**OBJECTIVE**
Look below and pull out each line with the word "accounts".

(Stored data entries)

============

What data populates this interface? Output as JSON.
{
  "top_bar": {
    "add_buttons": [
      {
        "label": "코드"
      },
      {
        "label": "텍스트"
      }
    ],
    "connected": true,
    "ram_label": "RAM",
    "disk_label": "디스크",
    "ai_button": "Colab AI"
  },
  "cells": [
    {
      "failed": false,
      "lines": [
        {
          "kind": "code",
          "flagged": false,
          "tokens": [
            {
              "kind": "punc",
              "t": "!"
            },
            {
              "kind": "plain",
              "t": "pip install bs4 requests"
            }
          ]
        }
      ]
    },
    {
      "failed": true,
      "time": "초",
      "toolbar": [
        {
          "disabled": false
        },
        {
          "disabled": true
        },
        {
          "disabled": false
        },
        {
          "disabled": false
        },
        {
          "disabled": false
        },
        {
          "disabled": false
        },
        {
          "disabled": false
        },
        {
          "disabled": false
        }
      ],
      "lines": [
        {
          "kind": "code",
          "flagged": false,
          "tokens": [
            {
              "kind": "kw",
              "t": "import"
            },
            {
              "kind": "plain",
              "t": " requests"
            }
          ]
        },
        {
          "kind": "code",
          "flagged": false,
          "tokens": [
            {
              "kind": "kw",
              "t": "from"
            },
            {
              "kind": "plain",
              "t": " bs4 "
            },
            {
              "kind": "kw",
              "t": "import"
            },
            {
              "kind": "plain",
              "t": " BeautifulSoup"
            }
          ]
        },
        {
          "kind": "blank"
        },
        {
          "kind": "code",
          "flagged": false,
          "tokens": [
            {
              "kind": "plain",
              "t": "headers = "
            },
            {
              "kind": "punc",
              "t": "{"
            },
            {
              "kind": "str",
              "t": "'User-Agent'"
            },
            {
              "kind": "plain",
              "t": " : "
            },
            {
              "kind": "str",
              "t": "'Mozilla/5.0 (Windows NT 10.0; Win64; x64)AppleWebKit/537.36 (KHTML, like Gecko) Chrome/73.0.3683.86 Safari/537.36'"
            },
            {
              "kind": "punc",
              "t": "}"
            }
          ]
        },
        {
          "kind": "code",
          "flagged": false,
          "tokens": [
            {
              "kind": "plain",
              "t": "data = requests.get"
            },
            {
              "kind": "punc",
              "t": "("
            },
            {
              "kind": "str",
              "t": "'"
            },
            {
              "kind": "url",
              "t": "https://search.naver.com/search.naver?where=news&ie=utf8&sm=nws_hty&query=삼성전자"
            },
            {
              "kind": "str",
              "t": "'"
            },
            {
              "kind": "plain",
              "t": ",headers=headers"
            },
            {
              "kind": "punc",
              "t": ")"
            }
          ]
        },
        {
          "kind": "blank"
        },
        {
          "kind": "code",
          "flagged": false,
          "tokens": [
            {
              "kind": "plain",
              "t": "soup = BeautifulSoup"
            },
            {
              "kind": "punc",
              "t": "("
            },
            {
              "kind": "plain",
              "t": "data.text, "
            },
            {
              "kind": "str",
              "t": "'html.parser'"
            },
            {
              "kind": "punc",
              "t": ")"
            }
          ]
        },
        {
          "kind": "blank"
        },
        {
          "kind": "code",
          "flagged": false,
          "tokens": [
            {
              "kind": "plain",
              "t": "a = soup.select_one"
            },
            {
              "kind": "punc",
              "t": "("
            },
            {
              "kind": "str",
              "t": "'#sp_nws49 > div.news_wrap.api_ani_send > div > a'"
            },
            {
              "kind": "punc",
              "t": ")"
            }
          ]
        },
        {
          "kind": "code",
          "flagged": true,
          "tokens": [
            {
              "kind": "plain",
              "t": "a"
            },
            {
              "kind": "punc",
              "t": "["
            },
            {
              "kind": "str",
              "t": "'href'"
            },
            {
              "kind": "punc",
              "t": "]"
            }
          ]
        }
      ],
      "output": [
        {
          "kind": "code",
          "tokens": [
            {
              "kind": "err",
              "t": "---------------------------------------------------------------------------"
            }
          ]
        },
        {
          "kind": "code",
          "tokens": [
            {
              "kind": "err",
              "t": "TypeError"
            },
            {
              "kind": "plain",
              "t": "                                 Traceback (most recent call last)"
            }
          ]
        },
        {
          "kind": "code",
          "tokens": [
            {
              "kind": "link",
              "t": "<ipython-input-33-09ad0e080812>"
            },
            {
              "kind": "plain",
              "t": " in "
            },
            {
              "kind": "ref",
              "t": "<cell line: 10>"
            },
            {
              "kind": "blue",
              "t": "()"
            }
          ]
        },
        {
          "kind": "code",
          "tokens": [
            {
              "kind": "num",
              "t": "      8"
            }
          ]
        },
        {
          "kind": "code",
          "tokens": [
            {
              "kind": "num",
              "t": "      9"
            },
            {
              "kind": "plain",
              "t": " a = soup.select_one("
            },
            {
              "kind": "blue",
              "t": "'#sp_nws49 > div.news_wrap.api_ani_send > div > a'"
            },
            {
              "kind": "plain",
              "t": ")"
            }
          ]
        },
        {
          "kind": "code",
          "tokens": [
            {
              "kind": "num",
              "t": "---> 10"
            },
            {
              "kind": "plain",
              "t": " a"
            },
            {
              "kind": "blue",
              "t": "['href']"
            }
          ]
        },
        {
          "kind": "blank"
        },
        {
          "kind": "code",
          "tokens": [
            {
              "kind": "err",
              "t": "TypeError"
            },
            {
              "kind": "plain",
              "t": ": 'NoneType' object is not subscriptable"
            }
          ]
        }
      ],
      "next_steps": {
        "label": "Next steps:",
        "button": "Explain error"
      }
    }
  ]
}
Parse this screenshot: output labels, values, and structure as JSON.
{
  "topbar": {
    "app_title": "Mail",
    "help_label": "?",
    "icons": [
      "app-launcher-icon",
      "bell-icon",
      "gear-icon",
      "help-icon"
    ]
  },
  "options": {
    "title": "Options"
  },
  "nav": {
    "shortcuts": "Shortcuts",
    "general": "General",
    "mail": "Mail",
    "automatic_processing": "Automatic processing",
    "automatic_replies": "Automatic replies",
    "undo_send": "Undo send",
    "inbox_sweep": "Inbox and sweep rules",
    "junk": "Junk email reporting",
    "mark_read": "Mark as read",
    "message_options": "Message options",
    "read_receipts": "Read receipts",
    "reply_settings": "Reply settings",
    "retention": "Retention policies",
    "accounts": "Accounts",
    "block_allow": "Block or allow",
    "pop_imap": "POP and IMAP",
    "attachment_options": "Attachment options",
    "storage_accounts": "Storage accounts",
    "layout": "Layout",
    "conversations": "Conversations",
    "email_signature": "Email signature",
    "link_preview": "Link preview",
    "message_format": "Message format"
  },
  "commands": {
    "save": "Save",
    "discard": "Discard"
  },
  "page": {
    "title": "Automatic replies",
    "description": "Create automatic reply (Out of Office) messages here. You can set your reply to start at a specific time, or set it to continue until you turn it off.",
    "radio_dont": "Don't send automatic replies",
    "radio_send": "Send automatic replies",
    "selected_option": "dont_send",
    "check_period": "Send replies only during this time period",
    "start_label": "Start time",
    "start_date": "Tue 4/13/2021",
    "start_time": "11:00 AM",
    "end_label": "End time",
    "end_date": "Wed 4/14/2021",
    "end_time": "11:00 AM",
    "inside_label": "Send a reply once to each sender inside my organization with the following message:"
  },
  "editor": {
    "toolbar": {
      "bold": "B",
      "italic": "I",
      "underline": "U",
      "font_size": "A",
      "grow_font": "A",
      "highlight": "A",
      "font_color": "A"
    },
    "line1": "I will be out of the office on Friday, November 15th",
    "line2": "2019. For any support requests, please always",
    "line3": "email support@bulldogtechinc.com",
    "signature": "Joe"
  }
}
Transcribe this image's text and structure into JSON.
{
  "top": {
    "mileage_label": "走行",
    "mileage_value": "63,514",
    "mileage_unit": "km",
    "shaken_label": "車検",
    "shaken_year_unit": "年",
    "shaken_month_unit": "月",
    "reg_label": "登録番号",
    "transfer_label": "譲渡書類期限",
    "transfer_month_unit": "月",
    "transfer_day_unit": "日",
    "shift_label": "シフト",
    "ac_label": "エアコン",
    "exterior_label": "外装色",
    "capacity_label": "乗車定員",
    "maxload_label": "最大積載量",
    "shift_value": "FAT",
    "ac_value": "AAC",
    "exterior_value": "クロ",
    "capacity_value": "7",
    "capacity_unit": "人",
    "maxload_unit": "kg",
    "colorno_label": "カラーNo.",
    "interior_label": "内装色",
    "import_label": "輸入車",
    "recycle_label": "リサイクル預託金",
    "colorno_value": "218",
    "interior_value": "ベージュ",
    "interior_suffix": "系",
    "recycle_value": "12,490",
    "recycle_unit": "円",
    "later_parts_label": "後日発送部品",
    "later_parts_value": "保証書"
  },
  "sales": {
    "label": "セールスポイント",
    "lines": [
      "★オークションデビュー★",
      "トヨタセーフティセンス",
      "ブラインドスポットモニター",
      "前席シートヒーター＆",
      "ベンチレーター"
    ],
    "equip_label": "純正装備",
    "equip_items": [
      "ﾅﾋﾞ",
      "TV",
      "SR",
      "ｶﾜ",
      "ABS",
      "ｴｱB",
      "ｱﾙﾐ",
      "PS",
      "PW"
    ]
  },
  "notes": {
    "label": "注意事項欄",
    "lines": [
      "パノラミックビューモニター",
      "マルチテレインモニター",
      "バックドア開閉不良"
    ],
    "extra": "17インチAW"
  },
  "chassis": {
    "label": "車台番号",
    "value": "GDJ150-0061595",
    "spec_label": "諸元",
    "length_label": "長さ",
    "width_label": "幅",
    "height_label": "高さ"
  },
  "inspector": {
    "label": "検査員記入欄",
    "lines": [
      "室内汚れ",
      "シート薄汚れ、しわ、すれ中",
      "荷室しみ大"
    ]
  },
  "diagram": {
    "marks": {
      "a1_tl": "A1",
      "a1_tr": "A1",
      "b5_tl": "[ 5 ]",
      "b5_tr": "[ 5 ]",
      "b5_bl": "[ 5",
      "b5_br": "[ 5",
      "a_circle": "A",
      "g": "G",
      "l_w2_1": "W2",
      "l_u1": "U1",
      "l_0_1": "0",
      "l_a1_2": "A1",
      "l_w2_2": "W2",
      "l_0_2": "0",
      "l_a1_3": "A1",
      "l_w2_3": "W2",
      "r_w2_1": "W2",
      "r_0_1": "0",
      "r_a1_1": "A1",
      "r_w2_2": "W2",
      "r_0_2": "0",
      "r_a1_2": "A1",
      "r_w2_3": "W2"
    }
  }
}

============

**FULL RESPONSE**
    "accounts": "Accounts",
    "storage_accounts": "Storage accounts",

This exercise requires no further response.